## SET TASK
Reproduce all of the listing below without alteration.

* Begin *

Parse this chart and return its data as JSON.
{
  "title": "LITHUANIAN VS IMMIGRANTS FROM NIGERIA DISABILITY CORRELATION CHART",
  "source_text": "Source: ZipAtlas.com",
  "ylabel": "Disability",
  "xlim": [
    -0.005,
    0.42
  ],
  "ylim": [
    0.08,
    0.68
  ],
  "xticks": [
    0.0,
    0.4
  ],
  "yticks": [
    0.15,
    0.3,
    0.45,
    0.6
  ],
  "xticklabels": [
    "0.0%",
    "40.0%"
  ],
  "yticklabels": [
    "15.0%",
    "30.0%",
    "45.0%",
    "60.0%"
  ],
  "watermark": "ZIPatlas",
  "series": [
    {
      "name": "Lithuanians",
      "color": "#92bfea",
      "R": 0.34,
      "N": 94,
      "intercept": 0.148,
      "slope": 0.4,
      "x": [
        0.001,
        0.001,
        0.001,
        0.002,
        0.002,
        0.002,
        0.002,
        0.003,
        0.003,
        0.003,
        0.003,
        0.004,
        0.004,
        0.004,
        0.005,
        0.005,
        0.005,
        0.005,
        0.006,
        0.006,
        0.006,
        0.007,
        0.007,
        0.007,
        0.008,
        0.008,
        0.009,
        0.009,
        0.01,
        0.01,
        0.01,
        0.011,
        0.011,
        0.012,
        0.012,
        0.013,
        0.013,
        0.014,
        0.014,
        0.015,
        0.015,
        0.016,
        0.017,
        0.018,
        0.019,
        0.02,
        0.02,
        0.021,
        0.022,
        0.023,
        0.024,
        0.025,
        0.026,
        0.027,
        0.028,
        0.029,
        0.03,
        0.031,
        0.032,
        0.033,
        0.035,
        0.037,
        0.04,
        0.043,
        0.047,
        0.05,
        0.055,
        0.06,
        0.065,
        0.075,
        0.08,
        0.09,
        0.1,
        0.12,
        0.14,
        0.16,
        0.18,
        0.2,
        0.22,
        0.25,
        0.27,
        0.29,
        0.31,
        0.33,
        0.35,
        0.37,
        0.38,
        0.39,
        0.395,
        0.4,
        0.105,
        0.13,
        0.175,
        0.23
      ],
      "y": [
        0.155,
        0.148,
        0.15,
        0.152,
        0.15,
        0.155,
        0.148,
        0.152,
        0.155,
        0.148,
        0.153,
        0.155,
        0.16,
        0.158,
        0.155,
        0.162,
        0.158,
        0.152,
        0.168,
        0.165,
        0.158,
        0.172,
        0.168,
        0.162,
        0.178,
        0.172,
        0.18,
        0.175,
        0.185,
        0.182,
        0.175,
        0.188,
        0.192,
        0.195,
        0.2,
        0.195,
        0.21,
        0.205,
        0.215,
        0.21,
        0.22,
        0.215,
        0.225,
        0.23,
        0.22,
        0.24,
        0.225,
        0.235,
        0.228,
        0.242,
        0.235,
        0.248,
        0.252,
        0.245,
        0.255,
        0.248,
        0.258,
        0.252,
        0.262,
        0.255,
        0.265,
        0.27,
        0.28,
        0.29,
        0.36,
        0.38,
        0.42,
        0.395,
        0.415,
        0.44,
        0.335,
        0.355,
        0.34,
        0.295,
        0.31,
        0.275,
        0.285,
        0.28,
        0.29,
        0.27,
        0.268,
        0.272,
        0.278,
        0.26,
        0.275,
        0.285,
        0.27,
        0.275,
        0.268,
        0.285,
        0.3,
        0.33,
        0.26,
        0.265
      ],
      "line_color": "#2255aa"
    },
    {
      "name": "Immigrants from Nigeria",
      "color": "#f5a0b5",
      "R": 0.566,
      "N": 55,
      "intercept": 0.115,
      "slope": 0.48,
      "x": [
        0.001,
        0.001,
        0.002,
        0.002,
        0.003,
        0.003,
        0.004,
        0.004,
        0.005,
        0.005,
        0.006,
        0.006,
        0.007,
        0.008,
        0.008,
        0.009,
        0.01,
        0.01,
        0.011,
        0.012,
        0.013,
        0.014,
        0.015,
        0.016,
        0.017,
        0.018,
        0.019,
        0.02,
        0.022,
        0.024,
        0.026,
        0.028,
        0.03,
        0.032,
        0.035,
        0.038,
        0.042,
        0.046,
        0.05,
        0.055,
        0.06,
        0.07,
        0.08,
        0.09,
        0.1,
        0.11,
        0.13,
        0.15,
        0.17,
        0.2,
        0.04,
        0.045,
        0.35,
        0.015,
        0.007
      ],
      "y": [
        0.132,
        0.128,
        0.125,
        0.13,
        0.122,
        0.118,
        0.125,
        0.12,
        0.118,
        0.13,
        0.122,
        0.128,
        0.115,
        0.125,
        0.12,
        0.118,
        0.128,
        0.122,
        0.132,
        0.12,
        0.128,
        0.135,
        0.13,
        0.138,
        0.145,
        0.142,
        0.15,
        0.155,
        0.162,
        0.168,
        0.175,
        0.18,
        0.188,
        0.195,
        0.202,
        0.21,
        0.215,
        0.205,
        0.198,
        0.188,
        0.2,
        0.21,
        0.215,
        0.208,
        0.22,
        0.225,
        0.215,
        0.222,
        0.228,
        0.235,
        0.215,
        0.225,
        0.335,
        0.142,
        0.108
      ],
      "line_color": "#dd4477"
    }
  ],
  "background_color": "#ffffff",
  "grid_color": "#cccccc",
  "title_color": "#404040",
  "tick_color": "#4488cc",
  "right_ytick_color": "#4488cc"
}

* End *

## EXERCISE RESULT
Parse this chart and return its data as JSON.
{
  "title": "LITHUANIAN VS IMMIGRANTS FROM NIGERIA DISABILITY CORRELATION CHART",
  "source_text": "Source: ZipAtlas.com",
  "ylabel": "Disability",
  "xlim": [
    -0.005,
    0.42
  ],
  "ylim": [
    0.08,
    0.68
  ],
  "xticks": [
    0.0,
    0.4
  ],
  "yticks": [
    0.15,
    0.3,
    0.45,
    0.6
  ],
  "xticklabels": [
    "0.0%",
    "40.0%"
  ],
  "yticklabels": [
    "15.0%",
    "30.0%",
    "45.0%",
    "60.0%"
  ],
  "watermark": "ZIPatlas",
  "series": [
    {
      "name": "Lithuanians",
      "color": "#92bfea",
      "R": 0.34,
      "N": 94,
      "intercept": 0.148,
      "slope": 0.4,
      "x": [
        0.001,
        0.001,
        0.001,
        0.002,
        0.002,
        0.002,
        0.002,
        0.003,
        0.003,
        0.003,
        0.003,
        0.004,
        0.004,
        0.004,
        0.005,
        0.005,
        0.005,
        0.005,
        0.006,
        0.006,
        0.006,
        0.007,
        0.007,
        0.007,
        0.008,
        0.008,
        0.009,
        0.009,
        0.01,
        0.01,
        0.01,
        0.011,
        0.011,
        0.012,
        0.012,
        0.013,
        0.013,
        0.014,
        0.014,
        0.015,
        0.015,
        0.016,
        0.017,
        0.018,
        0.019,
        0.02,
        0.02,
        0.021,
        0.022,
        0.023,
        0.024,
        0.025,
        0.026,
        0.027,
        0.028,
        0.029,
        0.03,
        0.031,
        0.032,
        0.033,
        0.035,
        0.037,
        0.04,
        0.043,
        0.047,
        0.05,
        0.055,
        0.06,
        0.065,
        0.075,
        0.08,
        0.09,
        0.1,
        0.12,
        0.14,
        0.16,
        0.18,
        0.2,
        0.22,
        0.25,
        0.27,
        0.29,
        0.31,
        0.33,
        0.35,
        0.37,
        0.38,
        0.39,
        0.395,
        0.4,
        0.105,
        0.13,
        0.175,
        0.23
      ],
      "y": [
        0.155,
        0.148,
        0.15,
        0.152,
        0.15,
        0.155,
        0.148,
        0.152,
        0.155,
        0.148,
        0.153,
        0.155,
        0.16,
        0.158,
        0.155,
        0.162,
        0.158,
        0.152,
        0.168,
        0.165,
        0.158,
        0.172,
        0.168,
        0.162,
        0.178,
        0.172,
        0.18,
        0.175,
        0.185,
        0.182,
        0.175,
        0.188,
        0.192,
        0.195,
        0.2,
        0.195,
        0.21,
        0.205,
        0.215,
        0.21,
        0.22,
        0.215,
        0.225,
        0.23,
        0.22,
        0.24,
        0.225,
        0.235,
        0.228,
        0.242,
        0.235,
        0.248,
        0.252,
        0.245,
        0.255,
        0.248,
        0.258,
        0.252,
        0.262,
        0.255,
        0.265,
        0.27,
        0.28,
        0.29,
        0.36,
        0.38,
        0.42,
        0.395,
        0.415,
        0.44,
        0.335,
        0.355,
        0.34,
        0.295,
        0.31,
        0.275,
        0.285,
        0.28,
        0.29,
        0.27,
        0.268,
        0.272,
        0.278,
        0.26,
        0.275,
        0.285,
        0.27,
        0.275,
        0.268,
        0.285,
        0.3,
        0.33,
        0.26,
        0.265
      ],
      "line_color": "#2255aa"
    },
    {
      "name": "Immigrants from Nigeria",
      "color": "#f5a0b5",
      "R": 0.566,
      "N": 55,
      "intercept": 0.115,
      "slope": 0.48,
      "x": [
        0.001,
        0.001,
        0.002,
        0.002,
        0.003,
        0.003,
        0.004,
        0.004,
        0.005,
        0.005,
        0.006,
        0.006,
        0.007,
        0.008,
        0.008,
        0.009,
        0.01,
        0.01,
        0.011,
        0.012,
        0.013,
        0.014,
        0.015,
        0.016,
        0.017,
        0.018,
        0.019,
        0.02,
        0.022,
        0.024,
        0.026,
        0.028,
        0.03,
        0.032,
        0.035,
        0.038,
        0.042,
        0.046,
        0.05,
        0.055,
        0.06,
        0.07,
        0.08,
        0.09,
        0.1,
        0.11,
        0.13,
        0.15,
        0.17,
        0.2,
        0.04,
        0.045,
        0.35,
        0.015,
        0.007
      ],
      "y": [
        0.132,
        0.128,
        0.125,
        0.13,
        0.122,
        0.118,
        0.125,
        0.12,
        0.118,
        0.13,
        0.122,
        0.128,
        0.115,
        0.125,
        0.12,
        0.118,
        0.128,
        0.122,
        0.132,
        0.12,
        0.128,
        0.135,
        0.13,
        0.138,
        0.145,
        0.142,
        0.15,
        0.155,
        0.162,
        0.168,
        0.175,
        0.18,
        0.188,
        0.195,
        0.202,
        0.21,
        0.215,
        0.205,
        0.198,
        0.188,
        0.2,
        0.21,
        0.215,
        0.208,
        0.22,
        0.225,
        0.215,
        0.222,
        0.228,
        0.235,
        0.215,
        0.225,
        0.335,
        0.142,
        0.108
      ],
      "line_color": "#dd4477"
    }
  ],
  "background_color": "#ffffff",
  "grid_color": "#cccccc",
  "title_color": "#404040",
  "tick_color": "#4488cc",
  "right_ytick_color": "#4488cc"
}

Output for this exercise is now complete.